Data records

# # # #

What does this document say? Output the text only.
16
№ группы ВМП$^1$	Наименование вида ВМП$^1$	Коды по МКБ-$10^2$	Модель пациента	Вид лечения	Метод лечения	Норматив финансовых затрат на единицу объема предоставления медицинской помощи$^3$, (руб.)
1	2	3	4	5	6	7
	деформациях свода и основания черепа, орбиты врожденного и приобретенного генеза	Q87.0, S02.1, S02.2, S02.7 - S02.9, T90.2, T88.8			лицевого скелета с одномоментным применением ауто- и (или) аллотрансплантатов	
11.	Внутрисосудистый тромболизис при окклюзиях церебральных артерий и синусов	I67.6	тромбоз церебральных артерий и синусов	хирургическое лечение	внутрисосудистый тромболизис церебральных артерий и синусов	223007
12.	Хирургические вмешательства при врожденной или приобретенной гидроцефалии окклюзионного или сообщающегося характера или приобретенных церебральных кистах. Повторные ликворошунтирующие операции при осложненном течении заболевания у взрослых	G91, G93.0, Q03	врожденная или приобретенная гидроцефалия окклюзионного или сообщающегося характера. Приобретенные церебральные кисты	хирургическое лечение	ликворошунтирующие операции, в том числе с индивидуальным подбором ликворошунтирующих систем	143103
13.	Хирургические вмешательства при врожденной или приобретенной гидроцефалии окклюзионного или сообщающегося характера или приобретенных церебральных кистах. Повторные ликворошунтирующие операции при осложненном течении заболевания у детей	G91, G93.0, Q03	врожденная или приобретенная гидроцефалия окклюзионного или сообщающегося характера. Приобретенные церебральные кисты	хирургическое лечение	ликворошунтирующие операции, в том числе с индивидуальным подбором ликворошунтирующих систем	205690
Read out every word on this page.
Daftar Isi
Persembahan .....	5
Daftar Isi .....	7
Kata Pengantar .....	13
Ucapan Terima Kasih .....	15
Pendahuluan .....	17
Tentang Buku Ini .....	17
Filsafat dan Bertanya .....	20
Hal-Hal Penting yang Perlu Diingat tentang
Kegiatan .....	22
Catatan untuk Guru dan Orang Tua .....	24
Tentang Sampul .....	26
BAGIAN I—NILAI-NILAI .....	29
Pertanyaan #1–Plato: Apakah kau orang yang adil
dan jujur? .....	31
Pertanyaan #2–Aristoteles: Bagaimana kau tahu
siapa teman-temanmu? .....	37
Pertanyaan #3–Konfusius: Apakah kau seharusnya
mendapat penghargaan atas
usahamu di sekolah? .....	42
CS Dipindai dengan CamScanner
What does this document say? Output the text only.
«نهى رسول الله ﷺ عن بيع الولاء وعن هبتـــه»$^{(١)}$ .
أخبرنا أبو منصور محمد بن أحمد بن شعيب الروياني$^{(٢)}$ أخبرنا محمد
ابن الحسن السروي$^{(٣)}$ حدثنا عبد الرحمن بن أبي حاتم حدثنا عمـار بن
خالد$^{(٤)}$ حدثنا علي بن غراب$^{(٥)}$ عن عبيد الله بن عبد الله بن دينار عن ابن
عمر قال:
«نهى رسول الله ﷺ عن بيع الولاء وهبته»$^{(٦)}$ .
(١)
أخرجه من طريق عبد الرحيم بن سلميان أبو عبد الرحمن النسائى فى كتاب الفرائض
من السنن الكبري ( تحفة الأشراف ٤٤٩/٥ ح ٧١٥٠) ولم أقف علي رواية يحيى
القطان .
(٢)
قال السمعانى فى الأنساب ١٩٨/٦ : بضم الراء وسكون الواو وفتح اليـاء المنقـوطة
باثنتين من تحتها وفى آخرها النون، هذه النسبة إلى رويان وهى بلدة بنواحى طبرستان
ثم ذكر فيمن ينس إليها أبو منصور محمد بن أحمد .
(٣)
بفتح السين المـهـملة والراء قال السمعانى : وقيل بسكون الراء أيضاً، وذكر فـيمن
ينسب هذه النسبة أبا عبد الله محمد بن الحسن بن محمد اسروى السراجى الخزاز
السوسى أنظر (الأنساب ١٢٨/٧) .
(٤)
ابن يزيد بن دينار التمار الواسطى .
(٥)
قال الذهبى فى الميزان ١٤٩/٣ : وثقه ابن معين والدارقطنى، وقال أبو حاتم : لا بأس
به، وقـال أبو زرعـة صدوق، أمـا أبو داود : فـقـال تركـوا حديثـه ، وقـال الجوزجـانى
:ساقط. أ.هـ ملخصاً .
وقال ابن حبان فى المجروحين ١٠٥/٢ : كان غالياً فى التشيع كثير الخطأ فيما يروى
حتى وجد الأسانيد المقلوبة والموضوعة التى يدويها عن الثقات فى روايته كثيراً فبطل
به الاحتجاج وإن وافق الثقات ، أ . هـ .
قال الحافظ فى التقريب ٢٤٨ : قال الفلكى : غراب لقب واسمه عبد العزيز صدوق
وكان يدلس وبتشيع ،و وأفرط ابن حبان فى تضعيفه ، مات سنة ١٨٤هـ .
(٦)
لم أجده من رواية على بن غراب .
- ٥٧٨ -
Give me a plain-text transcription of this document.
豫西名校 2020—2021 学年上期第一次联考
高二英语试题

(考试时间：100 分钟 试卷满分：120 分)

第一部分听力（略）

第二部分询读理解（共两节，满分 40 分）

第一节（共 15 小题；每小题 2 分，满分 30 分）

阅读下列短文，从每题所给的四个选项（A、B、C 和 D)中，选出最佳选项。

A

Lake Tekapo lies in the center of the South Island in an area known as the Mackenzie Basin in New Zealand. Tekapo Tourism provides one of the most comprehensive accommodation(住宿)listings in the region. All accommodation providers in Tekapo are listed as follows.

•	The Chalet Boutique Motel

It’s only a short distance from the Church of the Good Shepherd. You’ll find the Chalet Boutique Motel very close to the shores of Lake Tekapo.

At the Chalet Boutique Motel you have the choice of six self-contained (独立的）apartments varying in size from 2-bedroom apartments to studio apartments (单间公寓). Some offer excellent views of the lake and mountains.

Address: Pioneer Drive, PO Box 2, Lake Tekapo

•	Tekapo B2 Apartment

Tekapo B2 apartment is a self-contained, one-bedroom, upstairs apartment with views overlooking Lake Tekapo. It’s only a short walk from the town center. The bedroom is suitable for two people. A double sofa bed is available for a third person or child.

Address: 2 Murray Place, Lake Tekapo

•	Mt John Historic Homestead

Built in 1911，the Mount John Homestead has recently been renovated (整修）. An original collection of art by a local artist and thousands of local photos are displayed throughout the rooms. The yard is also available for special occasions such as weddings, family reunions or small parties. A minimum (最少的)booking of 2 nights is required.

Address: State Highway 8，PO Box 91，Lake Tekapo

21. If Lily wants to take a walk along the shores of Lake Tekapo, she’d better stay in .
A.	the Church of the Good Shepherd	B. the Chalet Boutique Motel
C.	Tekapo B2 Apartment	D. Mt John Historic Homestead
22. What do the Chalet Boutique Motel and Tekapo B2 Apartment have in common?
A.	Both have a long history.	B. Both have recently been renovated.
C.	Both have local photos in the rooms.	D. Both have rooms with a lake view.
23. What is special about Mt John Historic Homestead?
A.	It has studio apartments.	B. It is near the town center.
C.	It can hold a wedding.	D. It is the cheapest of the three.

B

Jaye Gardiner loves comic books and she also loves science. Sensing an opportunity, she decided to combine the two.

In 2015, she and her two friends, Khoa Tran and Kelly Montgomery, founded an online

# # # #

Produce an exact copy of the whole listing.

- **Solution for this task**
What does this document say? Output the text only.
16
№ группы ВМП$^1$	Наименование вида ВМП$^1$	Коды по МКБ-$10^2$	Модель пациента	Вид лечения	Метод лечения	Норматив финансовых затрат на единицу объема предоставления медицинской помощи$^3$, (руб.)
1	2	3	4	5	6	7
	деформациях свода и основания черепа, орбиты врожденного и приобретенного генеза	Q87.0, S02.1, S02.2, S02.7 - S02.9, T90.2, T88.8			лицевого скелета с одномоментным применением ауто- и (или) аллотрансплантатов	
11.	Внутрисосудистый тромболизис при окклюзиях церебральных артерий и синусов	I67.6	тромбоз церебральных артерий и синусов	хирургическое лечение	внутрисосудистый тромболизис церебральных артерий и синусов	223007
12.	Хирургические вмешательства при врожденной или приобретенной гидроцефалии окклюзионного или сообщающегося характера или приобретенных церебральных кистах. Повторные ликворошунтирующие операции при осложненном течении заболевания у взрослых	G91, G93.0, Q03	врожденная или приобретенная гидроцефалия окклюзионного или сообщающегося характера. Приобретенные церебральные кисты	хирургическое лечение	ликворошунтирующие операции, в том числе с индивидуальным подбором ликворошунтирующих систем	143103
13.	Хирургические вмешательства при врожденной или приобретенной гидроцефалии окклюзионного или сообщающегося характера или приобретенных церебральных кистах. Повторные ликворошунтирующие операции при осложненном течении заболевания у детей	G91, G93.0, Q03	врожденная или приобретенная гидроцефалия окклюзионного или сообщающегося характера. Приобретенные церебральные кисты	хирургическое лечение	ликворошунтирующие операции, в том числе с индивидуальным подбором ликворошунтирующих систем	205690
Read out every word on this page.
Daftar Isi
Persembahan .....	5
Daftar Isi .....	7
Kata Pengantar .....	13
Ucapan Terima Kasih .....	15
Pendahuluan .....	17
Tentang Buku Ini .....	17
Filsafat dan Bertanya .....	20
Hal-Hal Penting yang Perlu Diingat tentang
Kegiatan .....	22
Catatan untuk Guru dan Orang Tua .....	24
Tentang Sampul .....	26
BAGIAN I—NILAI-NILAI .....	29
Pertanyaan #1–Plato: Apakah kau orang yang adil
dan jujur? .....	31
Pertanyaan #2–Aristoteles: Bagaimana kau tahu
siapa teman-temanmu? .....	37
Pertanyaan #3–Konfusius: Apakah kau seharusnya
mendapat penghargaan atas
usahamu di sekolah? .....	42
CS Dipindai dengan CamScanner
What does this document say? Output the text only.
«نهى رسول الله ﷺ عن بيع الولاء وعن هبتـــه»$^{(١)}$ .
أخبرنا أبو منصور محمد بن أحمد بن شعيب الروياني$^{(٢)}$ أخبرنا محمد
ابن الحسن السروي$^{(٣)}$ حدثنا عبد الرحمن بن أبي حاتم حدثنا عمـار بن
خالد$^{(٤)}$ حدثنا علي بن غراب$^{(٥)}$ عن عبيد الله بن عبد الله بن دينار عن ابن
عمر قال:
«نهى رسول الله ﷺ عن بيع الولاء وهبته»$^{(٦)}$ .
(١)
أخرجه من طريق عبد الرحيم بن سلميان أبو عبد الرحمن النسائى فى كتاب الفرائض
من السنن الكبري ( تحفة الأشراف ٤٤٩/٥ ح ٧١٥٠) ولم أقف علي رواية يحيى
القطان .
(٢)
قال السمعانى فى الأنساب ١٩٨/٦ : بضم الراء وسكون الواو وفتح اليـاء المنقـوطة
باثنتين من تحتها وفى آخرها النون، هذه النسبة إلى رويان وهى بلدة بنواحى طبرستان
ثم ذكر فيمن ينس إليها أبو منصور محمد بن أحمد .
(٣)
بفتح السين المـهـملة والراء قال السمعانى : وقيل بسكون الراء أيضاً، وذكر فـيمن
ينسب هذه النسبة أبا عبد الله محمد بن الحسن بن محمد اسروى السراجى الخزاز
السوسى أنظر (الأنساب ١٢٨/٧) .
(٤)
ابن يزيد بن دينار التمار الواسطى .
(٥)
قال الذهبى فى الميزان ١٤٩/٣ : وثقه ابن معين والدارقطنى، وقال أبو حاتم : لا بأس
به، وقـال أبو زرعـة صدوق، أمـا أبو داود : فـقـال تركـوا حديثـه ، وقـال الجوزجـانى
:ساقط. أ.هـ ملخصاً .
وقال ابن حبان فى المجروحين ١٠٥/٢ : كان غالياً فى التشيع كثير الخطأ فيما يروى
حتى وجد الأسانيد المقلوبة والموضوعة التى يدويها عن الثقات فى روايته كثيراً فبطل
به الاحتجاج وإن وافق الثقات ، أ . هـ .
قال الحافظ فى التقريب ٢٤٨ : قال الفلكى : غراب لقب واسمه عبد العزيز صدوق
وكان يدلس وبتشيع ،و وأفرط ابن حبان فى تضعيفه ، مات سنة ١٨٤هـ .
(٦)
لم أجده من رواية على بن غراب .
- ٥٧٨ -
Give me a plain-text transcription of this document.
豫西名校 2020—2021 学年上期第一次联考
高二英语试题

(考试时间：100 分钟 试卷满分：120 分)

第一部分听力（略）

第二部分询读理解（共两节，满分 40 分）

第一节（共 15 小题；每小题 2 分，满分 30 分）

阅读下列短文，从每题所给的四个选项（A、B、C 和 D)中，选出最佳选项。

A

Lake Tekapo lies in the center of the South Island in an area known as the Mackenzie Basin in New Zealand. Tekapo Tourism provides one of the most comprehensive accommodation(住宿)listings in the region. All accommodation providers in Tekapo are listed as follows.

•	The Chalet Boutique Motel

It’s only a short distance from the Church of the Good Shepherd. You’ll find the Chalet Boutique Motel very close to the shores of Lake Tekapo.

At the Chalet Boutique Motel you have the choice of six self-contained (独立的）apartments varying in size from 2-bedroom apartments to studio apartments (单间公寓). Some offer excellent views of the lake and mountains.

Address: Pioneer Drive, PO Box 2, Lake Tekapo

•	Tekapo B2 Apartment

Tekapo B2 apartment is a self-contained, one-bedroom, upstairs apartment with views overlooking Lake Tekapo. It’s only a short walk from the town center. The bedroom is suitable for two people. A double sofa bed is available for a third person or child.

Address: 2 Murray Place, Lake Tekapo

•	Mt John Historic Homestead

Built in 1911，the Mount John Homestead has recently been renovated (整修）. An original collection of art by a local artist and thousands of local photos are displayed throughout the rooms. The yard is also available for special occasions such as weddings, family reunions or small parties. A minimum (最少的)booking of 2 nights is required.

Address: State Highway 8，PO Box 91，Lake Tekapo

21. If Lily wants to take a walk along the shores of Lake Tekapo, she’d better stay in .
A.	the Church of the Good Shepherd	B. the Chalet Boutique Motel
C.	Tekapo B2 Apartment	D. Mt John Historic Homestead
22. What do the Chalet Boutique Motel and Tekapo B2 Apartment have in common?
A.	Both have a long history.	B. Both have recently been renovated.
C.	Both have local photos in the rooms.	D. Both have rooms with a lake view.
23. What is special about Mt John Historic Homestead?
A.	It has studio apartments.	B. It is near the town center.
C.	It can hold a wedding.	D. It is the cheapest of the three.

B

Jaye Gardiner loves comic books and she also loves science. Sensing an opportunity, she decided to combine the two.

In 2015, she and her two friends, Khoa Tran and Kelly Montgomery, founded an online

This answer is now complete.